- Structured figure records
========

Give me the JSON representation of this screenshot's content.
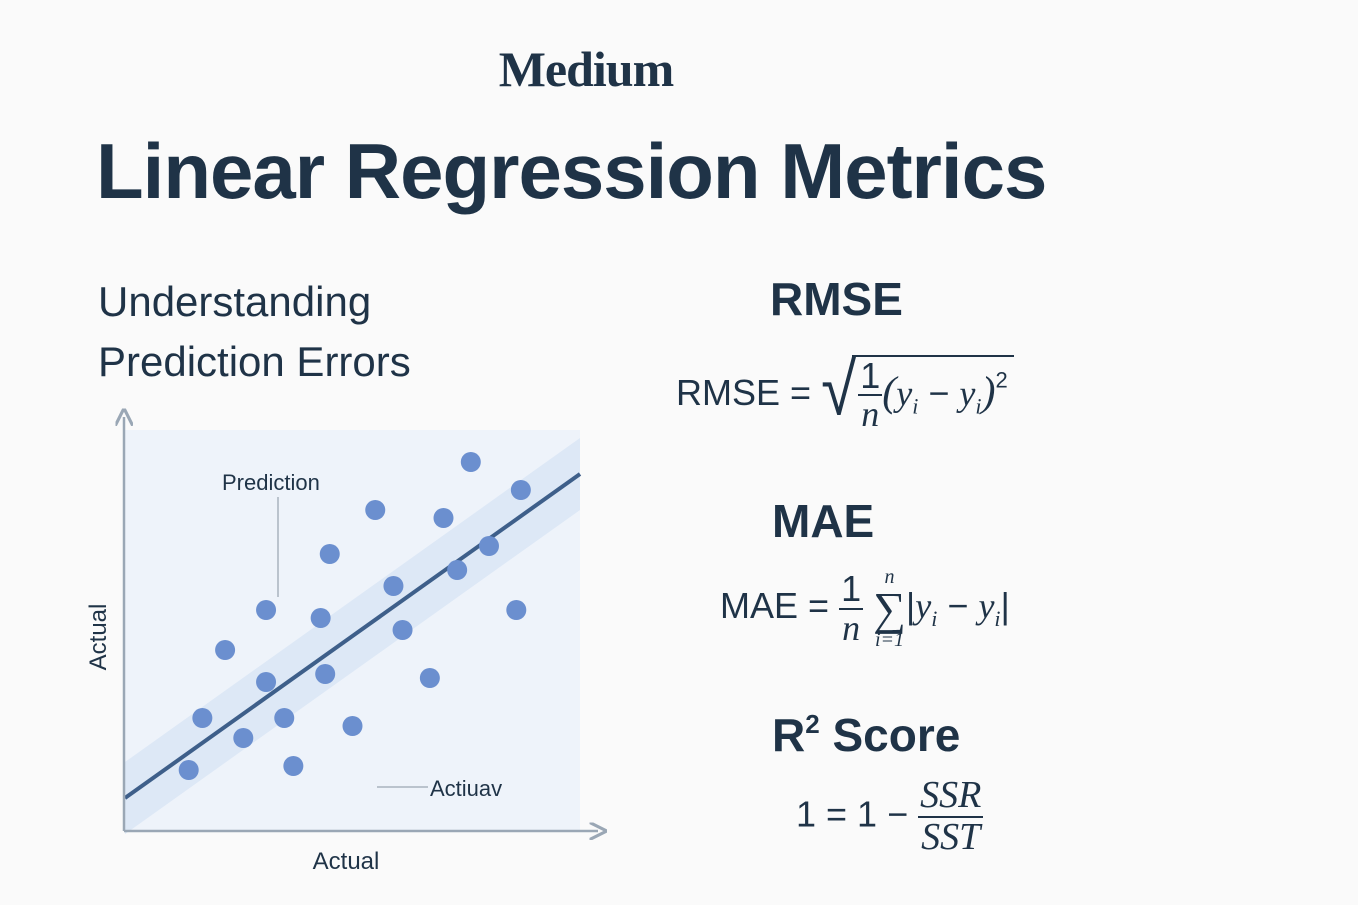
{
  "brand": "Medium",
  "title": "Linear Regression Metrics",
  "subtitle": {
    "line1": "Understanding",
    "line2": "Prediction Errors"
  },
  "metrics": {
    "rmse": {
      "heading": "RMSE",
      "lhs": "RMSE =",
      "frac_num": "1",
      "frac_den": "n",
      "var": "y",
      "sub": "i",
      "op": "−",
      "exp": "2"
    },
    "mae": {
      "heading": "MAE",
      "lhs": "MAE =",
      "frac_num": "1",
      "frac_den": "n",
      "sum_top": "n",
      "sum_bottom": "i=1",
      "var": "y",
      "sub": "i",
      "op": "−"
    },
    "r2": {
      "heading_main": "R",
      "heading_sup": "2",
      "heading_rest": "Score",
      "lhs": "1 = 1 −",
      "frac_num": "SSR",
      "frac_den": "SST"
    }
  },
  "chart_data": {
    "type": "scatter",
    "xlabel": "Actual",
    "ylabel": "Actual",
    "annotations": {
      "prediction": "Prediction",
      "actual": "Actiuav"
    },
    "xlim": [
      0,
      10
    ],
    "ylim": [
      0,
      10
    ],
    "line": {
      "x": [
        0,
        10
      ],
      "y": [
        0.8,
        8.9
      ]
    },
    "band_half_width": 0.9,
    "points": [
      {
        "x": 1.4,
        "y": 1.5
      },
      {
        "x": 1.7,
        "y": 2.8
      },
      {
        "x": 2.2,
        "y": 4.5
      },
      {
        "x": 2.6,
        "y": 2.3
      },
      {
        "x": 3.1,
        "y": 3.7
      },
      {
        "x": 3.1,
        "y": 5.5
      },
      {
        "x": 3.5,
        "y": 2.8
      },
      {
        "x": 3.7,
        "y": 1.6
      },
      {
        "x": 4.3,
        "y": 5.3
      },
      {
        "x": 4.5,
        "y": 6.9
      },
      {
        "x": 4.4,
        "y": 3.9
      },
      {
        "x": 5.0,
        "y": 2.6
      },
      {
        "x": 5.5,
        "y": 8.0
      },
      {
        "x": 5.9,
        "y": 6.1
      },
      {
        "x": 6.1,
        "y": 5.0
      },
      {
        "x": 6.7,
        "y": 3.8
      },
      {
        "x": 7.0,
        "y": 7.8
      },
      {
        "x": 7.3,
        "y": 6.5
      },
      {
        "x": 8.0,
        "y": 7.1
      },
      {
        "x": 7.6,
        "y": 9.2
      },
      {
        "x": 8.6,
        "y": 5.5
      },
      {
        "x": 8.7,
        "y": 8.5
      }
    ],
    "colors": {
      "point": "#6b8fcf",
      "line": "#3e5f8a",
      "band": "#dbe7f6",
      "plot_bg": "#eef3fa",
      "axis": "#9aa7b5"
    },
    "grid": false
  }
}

========

- Task objective
Restate every record exactly, please; do not copy the pictures.

- The reply
Give me the JSON representation of this screenshot's content.
{
  "brand": "Medium",
  "title": "Linear Regression Metrics",
  "subtitle": {
    "line1": "Understanding",
    "line2": "Prediction Errors"
  },
  "metrics": {
    "rmse": {
      "heading": "RMSE",
      "lhs": "RMSE =",
      "frac_num": "1",
      "frac_den": "n",
      "var": "y",
      "sub": "i",
      "op": "−",
      "exp": "2"
    },
    "mae": {
      "heading": "MAE",
      "lhs": "MAE =",
      "frac_num": "1",
      "frac_den": "n",
      "sum_top": "n",
      "sum_bottom": "i=1",
      "var": "y",
      "sub": "i",
      "op": "−"
    },
    "r2": {
      "heading_main": "R",
      "heading_sup": "2",
      "heading_rest": "Score",
      "lhs": "1 = 1 −",
      "frac_num": "SSR",
      "frac_den": "SST"
    }
  },
  "chart_data": {
    "type": "scatter",
    "xlabel": "Actual",
    "ylabel": "Actual",
    "annotations": {
      "prediction": "Prediction",
      "actual": "Actiuav"
    },
    "xlim": [
      0,
      10
    ],
    "ylim": [
      0,
      10
    ],
    "line": {
      "x": [
        0,
        10
      ],
      "y": [
        0.8,
        8.9
      ]
    },
    "band_half_width": 0.9,
    "points": [
      {
        "x": 1.4,
        "y": 1.5
      },
      {
        "x": 1.7,
        "y": 2.8
      },
      {
        "x": 2.2,
        "y": 4.5
      },
      {
        "x": 2.6,
        "y": 2.3
      },
      {
        "x": 3.1,
        "y": 3.7
      },
      {
        "x": 3.1,
        "y": 5.5
      },
      {
        "x": 3.5,
        "y": 2.8
      },
      {
        "x": 3.7,
        "y": 1.6
      },
      {
        "x": 4.3,
        "y": 5.3
      },
      {
        "x": 4.5,
        "y": 6.9
      },
      {
        "x": 4.4,
        "y": 3.9
      },
      {
        "x": 5.0,
        "y": 2.6
      },
      {
        "x": 5.5,
        "y": 8.0
      },
      {
        "x": 5.9,
        "y": 6.1
      },
      {
        "x": 6.1,
        "y": 5.0
      },
      {
        "x": 6.7,
        "y": 3.8
      },
      {
        "x": 7.0,
        "y": 7.8
      },
      {
        "x": 7.3,
        "y": 6.5
      },
      {
        "x": 8.0,
        "y": 7.1
      },
      {
        "x": 7.6,
        "y": 9.2
      },
      {
        "x": 8.6,
        "y": 5.5
      },
      {
        "x": 8.7,
        "y": 8.5
      }
    ],
    "colors": {
      "point": "#6b8fcf",
      "line": "#3e5f8a",
      "band": "#dbe7f6",
      "plot_bg": "#eef3fa",
      "axis": "#9aa7b5"
    },
    "grid": false
  }
}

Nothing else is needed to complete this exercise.